Instruction =
Rewrite the lines of the material below as a JSON list of strings, one string per line and no blank lines. Begin at the first line of the material and stop after the line that contains "junction dot Q1".

Listings of element regions
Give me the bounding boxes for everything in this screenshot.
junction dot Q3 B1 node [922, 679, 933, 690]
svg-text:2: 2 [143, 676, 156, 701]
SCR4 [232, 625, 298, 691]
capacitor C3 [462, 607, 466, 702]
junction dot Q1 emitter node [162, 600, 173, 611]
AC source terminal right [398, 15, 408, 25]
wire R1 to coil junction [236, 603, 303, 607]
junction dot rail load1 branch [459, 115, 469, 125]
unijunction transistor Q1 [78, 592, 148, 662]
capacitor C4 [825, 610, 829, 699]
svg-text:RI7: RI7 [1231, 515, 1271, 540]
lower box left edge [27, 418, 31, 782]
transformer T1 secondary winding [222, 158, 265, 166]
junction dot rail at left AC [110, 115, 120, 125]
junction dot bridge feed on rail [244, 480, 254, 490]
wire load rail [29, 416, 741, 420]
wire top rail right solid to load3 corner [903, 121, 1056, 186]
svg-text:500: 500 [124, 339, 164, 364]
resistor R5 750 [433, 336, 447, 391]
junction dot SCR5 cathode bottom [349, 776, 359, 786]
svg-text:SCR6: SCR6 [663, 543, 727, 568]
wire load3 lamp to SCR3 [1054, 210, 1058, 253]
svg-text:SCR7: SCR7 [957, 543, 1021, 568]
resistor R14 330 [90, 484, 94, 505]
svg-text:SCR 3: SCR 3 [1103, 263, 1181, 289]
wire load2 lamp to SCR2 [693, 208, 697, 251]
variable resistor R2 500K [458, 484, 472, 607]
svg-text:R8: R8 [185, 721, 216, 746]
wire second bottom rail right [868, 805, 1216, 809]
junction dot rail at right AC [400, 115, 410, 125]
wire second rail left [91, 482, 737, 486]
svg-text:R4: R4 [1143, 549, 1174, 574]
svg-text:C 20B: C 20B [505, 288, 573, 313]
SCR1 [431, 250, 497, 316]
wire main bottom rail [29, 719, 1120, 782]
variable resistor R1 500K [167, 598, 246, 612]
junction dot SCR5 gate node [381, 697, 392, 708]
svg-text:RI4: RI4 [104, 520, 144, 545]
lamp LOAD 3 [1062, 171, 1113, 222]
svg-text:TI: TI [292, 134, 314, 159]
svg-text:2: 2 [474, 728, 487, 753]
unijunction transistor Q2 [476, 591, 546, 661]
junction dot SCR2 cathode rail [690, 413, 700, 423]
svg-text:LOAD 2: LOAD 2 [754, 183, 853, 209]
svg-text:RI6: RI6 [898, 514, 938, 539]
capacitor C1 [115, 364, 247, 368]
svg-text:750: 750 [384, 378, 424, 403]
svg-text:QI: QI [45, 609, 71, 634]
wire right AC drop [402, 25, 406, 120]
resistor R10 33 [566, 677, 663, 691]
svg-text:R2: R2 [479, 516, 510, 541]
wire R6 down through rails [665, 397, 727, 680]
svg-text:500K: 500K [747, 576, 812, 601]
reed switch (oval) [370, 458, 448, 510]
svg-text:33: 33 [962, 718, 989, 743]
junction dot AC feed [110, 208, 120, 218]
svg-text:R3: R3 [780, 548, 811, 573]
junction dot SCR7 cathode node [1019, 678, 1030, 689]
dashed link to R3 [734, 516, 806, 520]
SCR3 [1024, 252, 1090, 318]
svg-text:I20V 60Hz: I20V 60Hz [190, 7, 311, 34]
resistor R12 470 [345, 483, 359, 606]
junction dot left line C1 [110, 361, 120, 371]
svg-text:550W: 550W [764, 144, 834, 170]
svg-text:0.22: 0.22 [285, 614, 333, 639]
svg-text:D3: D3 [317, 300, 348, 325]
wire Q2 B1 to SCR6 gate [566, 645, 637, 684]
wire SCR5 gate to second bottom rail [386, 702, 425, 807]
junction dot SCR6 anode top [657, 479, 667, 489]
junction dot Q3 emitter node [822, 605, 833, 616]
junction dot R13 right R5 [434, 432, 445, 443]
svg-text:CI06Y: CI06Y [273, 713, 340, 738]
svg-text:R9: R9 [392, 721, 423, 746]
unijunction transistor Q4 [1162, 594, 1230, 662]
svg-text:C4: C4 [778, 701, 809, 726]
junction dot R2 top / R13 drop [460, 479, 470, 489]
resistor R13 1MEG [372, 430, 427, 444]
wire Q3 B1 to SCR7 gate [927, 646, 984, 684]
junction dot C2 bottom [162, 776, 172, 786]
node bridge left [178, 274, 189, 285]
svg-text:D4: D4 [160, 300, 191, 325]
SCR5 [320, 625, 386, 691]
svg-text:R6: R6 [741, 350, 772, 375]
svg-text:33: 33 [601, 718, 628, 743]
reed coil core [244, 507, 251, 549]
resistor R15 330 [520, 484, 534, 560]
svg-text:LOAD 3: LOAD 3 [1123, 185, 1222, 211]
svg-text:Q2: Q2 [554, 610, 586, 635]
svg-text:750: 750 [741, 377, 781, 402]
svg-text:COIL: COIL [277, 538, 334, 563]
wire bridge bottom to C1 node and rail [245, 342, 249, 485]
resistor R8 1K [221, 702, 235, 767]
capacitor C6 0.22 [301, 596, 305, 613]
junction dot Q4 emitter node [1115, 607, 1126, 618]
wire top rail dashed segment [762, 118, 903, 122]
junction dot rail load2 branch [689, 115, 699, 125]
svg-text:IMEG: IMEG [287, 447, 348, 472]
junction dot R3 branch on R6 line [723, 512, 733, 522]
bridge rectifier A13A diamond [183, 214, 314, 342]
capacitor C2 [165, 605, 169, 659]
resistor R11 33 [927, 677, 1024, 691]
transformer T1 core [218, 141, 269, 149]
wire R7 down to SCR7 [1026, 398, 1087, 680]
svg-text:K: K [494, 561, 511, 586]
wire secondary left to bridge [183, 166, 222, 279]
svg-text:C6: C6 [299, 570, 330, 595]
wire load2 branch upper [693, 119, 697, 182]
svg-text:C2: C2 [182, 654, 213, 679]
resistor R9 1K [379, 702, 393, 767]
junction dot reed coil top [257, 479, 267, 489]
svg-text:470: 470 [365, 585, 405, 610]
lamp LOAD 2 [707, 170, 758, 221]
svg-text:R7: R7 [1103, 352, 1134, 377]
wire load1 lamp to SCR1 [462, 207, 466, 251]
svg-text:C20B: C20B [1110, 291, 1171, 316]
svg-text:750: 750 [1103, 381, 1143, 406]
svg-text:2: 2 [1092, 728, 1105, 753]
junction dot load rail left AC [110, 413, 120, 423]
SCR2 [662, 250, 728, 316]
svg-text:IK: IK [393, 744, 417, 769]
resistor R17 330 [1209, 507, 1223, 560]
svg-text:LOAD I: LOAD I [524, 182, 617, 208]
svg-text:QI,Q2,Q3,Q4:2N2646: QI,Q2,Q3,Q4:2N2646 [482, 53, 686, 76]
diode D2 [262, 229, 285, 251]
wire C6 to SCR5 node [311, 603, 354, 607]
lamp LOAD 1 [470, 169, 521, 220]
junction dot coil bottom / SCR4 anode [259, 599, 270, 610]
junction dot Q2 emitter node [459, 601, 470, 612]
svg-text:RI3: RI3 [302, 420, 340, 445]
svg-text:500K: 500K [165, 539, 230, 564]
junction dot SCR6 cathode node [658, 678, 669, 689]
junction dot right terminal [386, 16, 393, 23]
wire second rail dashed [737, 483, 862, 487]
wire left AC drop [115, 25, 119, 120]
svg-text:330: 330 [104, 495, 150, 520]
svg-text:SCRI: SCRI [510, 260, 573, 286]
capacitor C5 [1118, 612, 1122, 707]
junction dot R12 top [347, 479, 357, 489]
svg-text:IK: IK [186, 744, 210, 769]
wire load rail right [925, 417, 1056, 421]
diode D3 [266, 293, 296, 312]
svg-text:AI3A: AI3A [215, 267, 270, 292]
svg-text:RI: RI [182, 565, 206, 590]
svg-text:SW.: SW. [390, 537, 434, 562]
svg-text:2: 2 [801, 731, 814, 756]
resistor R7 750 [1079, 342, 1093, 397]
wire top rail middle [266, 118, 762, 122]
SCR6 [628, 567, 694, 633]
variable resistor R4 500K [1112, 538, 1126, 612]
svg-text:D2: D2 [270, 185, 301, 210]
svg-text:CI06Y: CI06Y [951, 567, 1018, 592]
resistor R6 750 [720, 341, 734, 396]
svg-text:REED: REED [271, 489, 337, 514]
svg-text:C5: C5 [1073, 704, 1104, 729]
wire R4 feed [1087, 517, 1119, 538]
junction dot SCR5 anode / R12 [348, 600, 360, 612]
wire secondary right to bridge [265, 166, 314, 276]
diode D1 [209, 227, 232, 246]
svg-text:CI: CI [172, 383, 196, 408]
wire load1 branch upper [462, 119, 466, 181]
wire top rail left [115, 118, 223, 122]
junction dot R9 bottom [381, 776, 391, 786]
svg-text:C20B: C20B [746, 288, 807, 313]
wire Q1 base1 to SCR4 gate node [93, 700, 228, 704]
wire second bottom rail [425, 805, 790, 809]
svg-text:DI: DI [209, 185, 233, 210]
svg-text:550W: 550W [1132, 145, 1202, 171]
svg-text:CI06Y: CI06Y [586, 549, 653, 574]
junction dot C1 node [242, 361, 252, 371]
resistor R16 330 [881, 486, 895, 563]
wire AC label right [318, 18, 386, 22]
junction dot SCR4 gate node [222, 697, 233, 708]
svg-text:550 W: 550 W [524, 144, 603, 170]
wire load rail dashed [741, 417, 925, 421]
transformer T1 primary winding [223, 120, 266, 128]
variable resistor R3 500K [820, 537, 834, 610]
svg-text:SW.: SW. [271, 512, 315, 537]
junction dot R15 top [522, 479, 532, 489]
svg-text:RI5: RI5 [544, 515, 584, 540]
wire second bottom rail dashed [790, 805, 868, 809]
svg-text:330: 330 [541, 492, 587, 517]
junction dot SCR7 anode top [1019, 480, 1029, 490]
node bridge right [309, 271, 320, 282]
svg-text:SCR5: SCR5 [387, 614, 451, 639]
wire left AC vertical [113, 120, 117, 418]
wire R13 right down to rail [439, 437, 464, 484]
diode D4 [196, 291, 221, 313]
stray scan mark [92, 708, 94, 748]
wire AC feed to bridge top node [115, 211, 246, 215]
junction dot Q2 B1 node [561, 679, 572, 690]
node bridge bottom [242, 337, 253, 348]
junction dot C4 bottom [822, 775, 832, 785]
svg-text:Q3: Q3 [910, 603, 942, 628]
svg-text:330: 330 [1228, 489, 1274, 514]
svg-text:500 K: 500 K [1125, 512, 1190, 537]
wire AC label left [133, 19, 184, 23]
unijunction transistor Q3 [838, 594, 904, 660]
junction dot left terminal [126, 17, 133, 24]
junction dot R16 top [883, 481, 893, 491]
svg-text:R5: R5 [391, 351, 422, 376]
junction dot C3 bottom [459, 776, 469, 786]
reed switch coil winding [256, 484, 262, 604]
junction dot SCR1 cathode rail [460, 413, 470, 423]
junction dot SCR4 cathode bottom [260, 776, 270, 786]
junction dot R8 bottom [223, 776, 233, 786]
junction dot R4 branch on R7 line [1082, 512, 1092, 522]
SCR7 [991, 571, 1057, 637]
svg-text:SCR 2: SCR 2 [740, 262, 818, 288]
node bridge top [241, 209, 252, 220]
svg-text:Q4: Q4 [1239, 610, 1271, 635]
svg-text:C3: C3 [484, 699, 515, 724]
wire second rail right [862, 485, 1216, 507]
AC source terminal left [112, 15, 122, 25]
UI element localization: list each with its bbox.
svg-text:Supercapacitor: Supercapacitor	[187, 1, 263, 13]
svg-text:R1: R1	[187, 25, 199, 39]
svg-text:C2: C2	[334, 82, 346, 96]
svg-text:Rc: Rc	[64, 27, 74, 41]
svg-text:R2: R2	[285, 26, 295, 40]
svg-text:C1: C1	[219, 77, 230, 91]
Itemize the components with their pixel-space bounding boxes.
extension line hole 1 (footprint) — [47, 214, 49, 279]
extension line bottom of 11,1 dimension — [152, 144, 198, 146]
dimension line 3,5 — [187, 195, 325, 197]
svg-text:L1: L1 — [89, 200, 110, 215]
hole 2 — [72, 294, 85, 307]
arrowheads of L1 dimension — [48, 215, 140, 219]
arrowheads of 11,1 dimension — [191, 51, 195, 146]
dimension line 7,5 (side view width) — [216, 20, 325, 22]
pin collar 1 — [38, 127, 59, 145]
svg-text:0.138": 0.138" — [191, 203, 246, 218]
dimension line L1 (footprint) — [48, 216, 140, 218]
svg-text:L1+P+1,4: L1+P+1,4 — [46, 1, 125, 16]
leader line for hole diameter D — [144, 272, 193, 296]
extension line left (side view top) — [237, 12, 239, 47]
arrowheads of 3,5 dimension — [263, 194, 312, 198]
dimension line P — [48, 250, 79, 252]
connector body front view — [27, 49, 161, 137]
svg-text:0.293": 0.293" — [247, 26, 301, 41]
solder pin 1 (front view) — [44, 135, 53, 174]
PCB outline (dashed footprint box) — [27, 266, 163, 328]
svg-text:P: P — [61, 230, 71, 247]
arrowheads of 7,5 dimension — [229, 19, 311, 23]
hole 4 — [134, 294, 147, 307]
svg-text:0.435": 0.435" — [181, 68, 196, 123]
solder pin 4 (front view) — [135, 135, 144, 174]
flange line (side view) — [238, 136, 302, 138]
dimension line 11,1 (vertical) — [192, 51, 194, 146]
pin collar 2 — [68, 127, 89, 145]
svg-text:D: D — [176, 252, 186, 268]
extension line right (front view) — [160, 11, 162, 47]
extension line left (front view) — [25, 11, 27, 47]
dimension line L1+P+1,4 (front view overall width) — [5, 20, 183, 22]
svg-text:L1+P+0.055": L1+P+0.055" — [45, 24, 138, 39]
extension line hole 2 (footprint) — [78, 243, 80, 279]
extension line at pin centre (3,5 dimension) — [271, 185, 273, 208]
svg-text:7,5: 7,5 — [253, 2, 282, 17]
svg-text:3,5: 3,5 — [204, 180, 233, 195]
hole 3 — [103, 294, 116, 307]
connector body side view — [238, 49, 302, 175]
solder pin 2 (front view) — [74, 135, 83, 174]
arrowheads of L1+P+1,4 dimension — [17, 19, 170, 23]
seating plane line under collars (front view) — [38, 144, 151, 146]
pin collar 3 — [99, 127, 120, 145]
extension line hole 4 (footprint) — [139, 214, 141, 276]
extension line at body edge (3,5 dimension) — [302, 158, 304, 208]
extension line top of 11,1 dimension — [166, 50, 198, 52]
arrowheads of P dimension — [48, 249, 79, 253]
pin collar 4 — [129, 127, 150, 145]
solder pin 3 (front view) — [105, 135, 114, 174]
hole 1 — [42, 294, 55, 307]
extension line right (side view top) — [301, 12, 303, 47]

Task response =
[
  "Give me the bounding boxes for everything in this screenshot.",
  "junction dot Q3 B1 node [922, 679, 933, 690]",
  "svg-text:2: 2 [143, 676, 156, 701]",
  "SCR4 [232, 625, 298, 691]",
  "capacitor C3 [462, 607, 466, 702]",
  "junction dot Q1 emitter node [162, 600, 173, 611]"
]